**The exercise**
Tally all lines containing the word "Society". Give the number alone.

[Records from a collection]
****************************************
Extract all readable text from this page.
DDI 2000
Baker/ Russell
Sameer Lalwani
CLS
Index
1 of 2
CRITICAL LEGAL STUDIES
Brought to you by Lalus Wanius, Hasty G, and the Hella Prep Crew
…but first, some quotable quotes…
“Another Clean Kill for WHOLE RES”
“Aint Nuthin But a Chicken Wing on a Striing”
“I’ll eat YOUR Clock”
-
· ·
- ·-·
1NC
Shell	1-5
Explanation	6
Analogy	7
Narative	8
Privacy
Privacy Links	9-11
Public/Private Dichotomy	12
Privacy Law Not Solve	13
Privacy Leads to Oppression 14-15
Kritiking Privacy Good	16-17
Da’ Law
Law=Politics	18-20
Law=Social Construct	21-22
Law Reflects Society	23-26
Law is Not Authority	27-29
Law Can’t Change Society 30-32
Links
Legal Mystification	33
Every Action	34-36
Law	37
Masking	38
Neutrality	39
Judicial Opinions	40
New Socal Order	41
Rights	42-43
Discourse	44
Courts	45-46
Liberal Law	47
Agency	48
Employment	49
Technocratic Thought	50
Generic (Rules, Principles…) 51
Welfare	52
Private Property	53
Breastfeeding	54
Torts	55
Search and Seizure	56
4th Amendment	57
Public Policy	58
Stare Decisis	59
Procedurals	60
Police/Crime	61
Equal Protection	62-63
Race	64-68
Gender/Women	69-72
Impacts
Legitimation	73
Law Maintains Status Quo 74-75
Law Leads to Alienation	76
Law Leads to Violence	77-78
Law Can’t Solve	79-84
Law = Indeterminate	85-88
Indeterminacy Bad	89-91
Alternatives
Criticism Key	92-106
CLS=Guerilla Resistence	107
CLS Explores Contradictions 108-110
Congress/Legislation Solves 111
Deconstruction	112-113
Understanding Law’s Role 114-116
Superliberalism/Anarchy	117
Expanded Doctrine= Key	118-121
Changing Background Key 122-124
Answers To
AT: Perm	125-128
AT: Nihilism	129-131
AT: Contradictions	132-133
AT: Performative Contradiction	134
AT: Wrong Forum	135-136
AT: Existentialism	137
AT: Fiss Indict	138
****************************************
**Exercise output**
2